Written problem 1: Copy the entries word for word, from their start through the line that contains "advanced-scaling-link[interactable]: Advanced scaling".

Text passage:
▶
Just some extra 'background information. Most (but not all) 'modern'
inverters are about 90% efficient (on average). So, if you take
99Watts out of them, they will need to take 110W (99W divided by 90%)
from the battery.
As you take power from the battery, the surface voltage of the
battery falls (as it discharges) so that a 'fully charged' battery
(at 13.6V, just off the charger) only needs to supply about 8A to
keep an inverter load of 100W happy. But, pretty soon, the surface
volts will drop back to 12V, and the required current will increase
to 9.25A, and when the battery is reaching end of charge, at around
11V (if you are trying NOT to 'kill' the battery altogether), that
current will have risen to just on 10A.
Becuase your load cureents are quite 'high', I would suggest that
you 'derate' the indicated Ah capacity to about 75% the suggested
value. In other words a 'rated 75Ah' capacity battery might only
really be able to sustain, say, 50Ah in 'real use'.
◀
Rows:
▶
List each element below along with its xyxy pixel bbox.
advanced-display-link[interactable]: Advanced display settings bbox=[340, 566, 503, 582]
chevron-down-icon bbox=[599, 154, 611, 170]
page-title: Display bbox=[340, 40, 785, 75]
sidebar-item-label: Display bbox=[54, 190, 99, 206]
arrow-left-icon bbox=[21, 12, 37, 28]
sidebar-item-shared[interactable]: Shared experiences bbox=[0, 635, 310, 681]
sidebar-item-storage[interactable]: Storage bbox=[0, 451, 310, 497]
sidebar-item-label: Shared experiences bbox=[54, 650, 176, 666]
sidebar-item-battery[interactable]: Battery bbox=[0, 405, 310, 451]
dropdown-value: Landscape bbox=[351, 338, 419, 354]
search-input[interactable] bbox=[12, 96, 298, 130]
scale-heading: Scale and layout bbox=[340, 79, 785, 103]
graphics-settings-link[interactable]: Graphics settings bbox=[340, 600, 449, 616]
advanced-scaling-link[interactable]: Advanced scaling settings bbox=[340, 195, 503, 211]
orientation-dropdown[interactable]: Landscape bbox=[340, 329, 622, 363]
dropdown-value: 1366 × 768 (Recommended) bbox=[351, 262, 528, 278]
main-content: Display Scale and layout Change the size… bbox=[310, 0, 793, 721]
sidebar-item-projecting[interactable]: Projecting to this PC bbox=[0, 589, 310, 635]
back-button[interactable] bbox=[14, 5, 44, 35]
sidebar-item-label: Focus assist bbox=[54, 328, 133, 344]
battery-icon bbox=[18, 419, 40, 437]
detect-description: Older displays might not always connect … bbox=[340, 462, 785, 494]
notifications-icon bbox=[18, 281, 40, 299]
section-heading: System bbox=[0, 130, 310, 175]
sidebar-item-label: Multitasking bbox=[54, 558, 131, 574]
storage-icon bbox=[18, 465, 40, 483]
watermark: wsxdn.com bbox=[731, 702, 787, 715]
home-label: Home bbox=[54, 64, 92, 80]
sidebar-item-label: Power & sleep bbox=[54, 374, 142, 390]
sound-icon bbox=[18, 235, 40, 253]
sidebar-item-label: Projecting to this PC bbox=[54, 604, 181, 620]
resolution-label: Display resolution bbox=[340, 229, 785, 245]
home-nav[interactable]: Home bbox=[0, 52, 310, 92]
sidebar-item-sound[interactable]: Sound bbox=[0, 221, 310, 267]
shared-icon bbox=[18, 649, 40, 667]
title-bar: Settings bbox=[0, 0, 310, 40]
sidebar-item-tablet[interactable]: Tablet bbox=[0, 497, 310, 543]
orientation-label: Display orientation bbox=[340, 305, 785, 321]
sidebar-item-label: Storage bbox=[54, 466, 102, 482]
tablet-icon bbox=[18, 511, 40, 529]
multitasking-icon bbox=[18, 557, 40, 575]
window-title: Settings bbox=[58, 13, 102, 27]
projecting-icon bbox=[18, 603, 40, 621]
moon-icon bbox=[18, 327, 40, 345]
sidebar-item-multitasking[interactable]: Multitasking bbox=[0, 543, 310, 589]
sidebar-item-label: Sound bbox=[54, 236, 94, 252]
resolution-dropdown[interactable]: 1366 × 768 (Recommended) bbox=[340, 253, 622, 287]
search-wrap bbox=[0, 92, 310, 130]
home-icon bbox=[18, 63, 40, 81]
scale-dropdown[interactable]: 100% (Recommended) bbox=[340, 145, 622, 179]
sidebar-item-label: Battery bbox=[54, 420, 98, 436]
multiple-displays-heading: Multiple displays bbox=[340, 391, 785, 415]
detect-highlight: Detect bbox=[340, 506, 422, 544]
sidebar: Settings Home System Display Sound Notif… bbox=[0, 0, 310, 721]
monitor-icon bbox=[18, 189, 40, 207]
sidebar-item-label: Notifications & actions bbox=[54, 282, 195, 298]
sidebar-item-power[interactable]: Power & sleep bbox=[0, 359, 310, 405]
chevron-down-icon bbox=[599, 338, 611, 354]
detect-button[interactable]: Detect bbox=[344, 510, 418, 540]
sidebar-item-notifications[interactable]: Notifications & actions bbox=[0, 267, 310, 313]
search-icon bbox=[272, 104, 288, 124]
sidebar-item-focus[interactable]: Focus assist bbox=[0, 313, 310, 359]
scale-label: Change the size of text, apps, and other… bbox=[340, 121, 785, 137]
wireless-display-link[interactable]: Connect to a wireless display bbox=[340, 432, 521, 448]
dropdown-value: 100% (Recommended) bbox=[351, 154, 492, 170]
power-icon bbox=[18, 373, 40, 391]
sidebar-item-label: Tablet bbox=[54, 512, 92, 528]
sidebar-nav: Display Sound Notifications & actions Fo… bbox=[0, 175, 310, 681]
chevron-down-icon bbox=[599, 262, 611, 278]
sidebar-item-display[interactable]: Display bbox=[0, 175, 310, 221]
◀
Written problem 2: Reproduce the passage above on inverter efficiency and battery current word for word.

Written solution 1:
List each element below along with its xyxy pixel bbox.
advanced-display-link[interactable]: Advanced display settings bbox=[340, 566, 503, 582]
chevron-down-icon bbox=[599, 154, 611, 170]
page-title: Display bbox=[340, 40, 785, 75]
sidebar-item-label: Display bbox=[54, 190, 99, 206]
arrow-left-icon bbox=[21, 12, 37, 28]
sidebar-item-shared[interactable]: Shared experiences bbox=[0, 635, 310, 681]
sidebar-item-storage[interactable]: Storage bbox=[0, 451, 310, 497]
sidebar-item-label: Shared experiences bbox=[54, 650, 176, 666]
sidebar-item-battery[interactable]: Battery bbox=[0, 405, 310, 451]
dropdown-value: Landscape bbox=[351, 338, 419, 354]
search-input[interactable] bbox=[12, 96, 298, 130]
scale-heading: Scale and layout bbox=[340, 79, 785, 103]
graphics-settings-link[interactable]: Graphics settings bbox=[340, 600, 449, 616]
advanced-scaling-link[interactable]: Advanced scaling settings bbox=[340, 195, 503, 211]

Written solution 2:
Just some extra 'background information. Most (but not all) 'modern'
inverters are about 90% efficient (on average). So, if you take
99Watts out of them, they will need to take 110W (99W divided by 90%)
from the battery.
As you take power from the battery, the surface voltage of the
battery falls (as it discharges) so that a 'fully charged' battery
(at 13.6V, just off the charger) only needs to supply about 8A to
keep an inverter load of 100W happy. But, pretty soon, the surface
volts will drop back to 12V, and the required current will increase
to 9.25A, and when the battery is reaching end of charge, at around
11V (if you are trying NOT to 'kill' the battery altogether), that
current will have risen to just on 10A.
Becuase your load cureents are quite 'high', I would suggest that
you 'derate' the indicated Ah capacity to about 75% the suggested
value. In other words a 'rated 75Ah' capacity battery might only
really be able to sustain, say, 50Ah in 'real use'.